■ SET PROBLEM ■
Return only the count of lines in which the word "intérieure" appears.

■ RECORDS FOR THIS EXERCISE ■
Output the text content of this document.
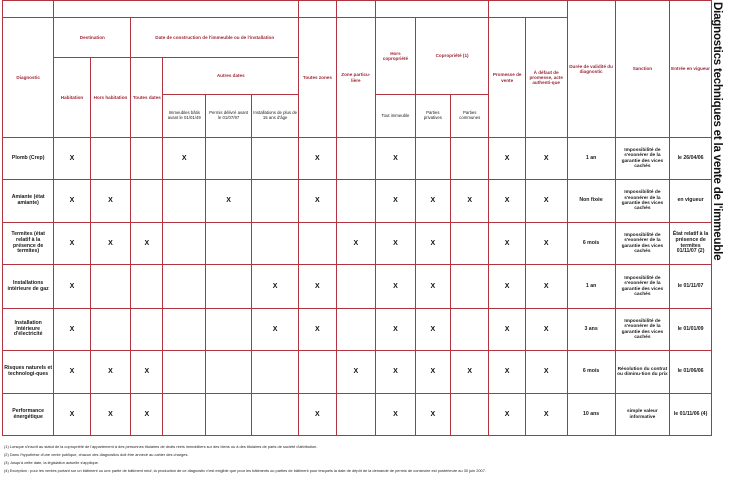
														Durée de validité du diagnostic	Sanction	Entrée en vigueur
Diagnostic	Destination		Date de construction de l'immeuble ou de l'installation				Toutes zones	Zone particu-lière	Hors copropriété	Copropriété (1)		Promesse de vente	À défaut de promesse, acte authenti-que			
	Habitation	Hors habitation	Toutes dates	Autres dates												
				Immeubles bâtis avant le 01/01/49	Permis délivré avant le 01/07/97	Installations de plus de 15 ans d'âge			Tout immeuble	Parties privatives	Parties communes					
Plomb (Crep)	X			X			X		X			X	X	1 an	Impossibilité de s'exonérer de la garantie des vices cachés	le 26/04/06
Amiante (état amiante)	X	X			X		X		X	X	X	X	X	Non fixée	Impossibilité de s'exonérer de la garantie des vices cachés	en vigueur
Termites (état relatif à la présence de termites)	X	X	X					X	X	X		X	X	6 mois	Impossibilité de s'exonérer de la garantie des vices cachés	État relatif à la présence de termites 01/11/07 (2)
Installations intérieure de gaz	X					X	X		X	X		X	X	1 an	Impossibilité de s'exonérer de la garantie des vices cachés	le 01/11/07
Installation intérieure d'électricité	X					X	X		X	X		X	X	3 ans	Impossibilité de s'exonérer de la garantie des vices cachés	le 01/01/09
Risques naturels et technologi-ques	X	X	X					X	X	X	X	X	X	6 mois	Résolution du contrat ou diminu-tion du prix	le 01/06/06
Performance énergétique	X	X	X				X		X	X		X	X	10 ans	simple valeur informative	le 01/11/06 (4)
(1) Lorsque s'inscrit au statut de la copropriété de l'appartement à des personnes titulaires de droits réels immobiliers sur des biens ou à des titulaires de parts de société d'attribution.
(2) Dans l'hypothèse d'une vente publique, chacun des diagnostics doit être annexé au cahier des charges.
(3) Jusqu'à cette date, la législation actuelle s'applique.
(4) Exception : pour les ventes portant sur un bâtiment ou une partie de bâtiment neuf, la production de ce diagnostic n'est exigible que pour les bâtiments ou parties de bâtiment pour lesquels la date de dépôt de la demande de permis de construire est postérieure au 30 juin 2007.
Diagnostics techniques et la vente de l'immeuble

■ TASK RESULT ■
2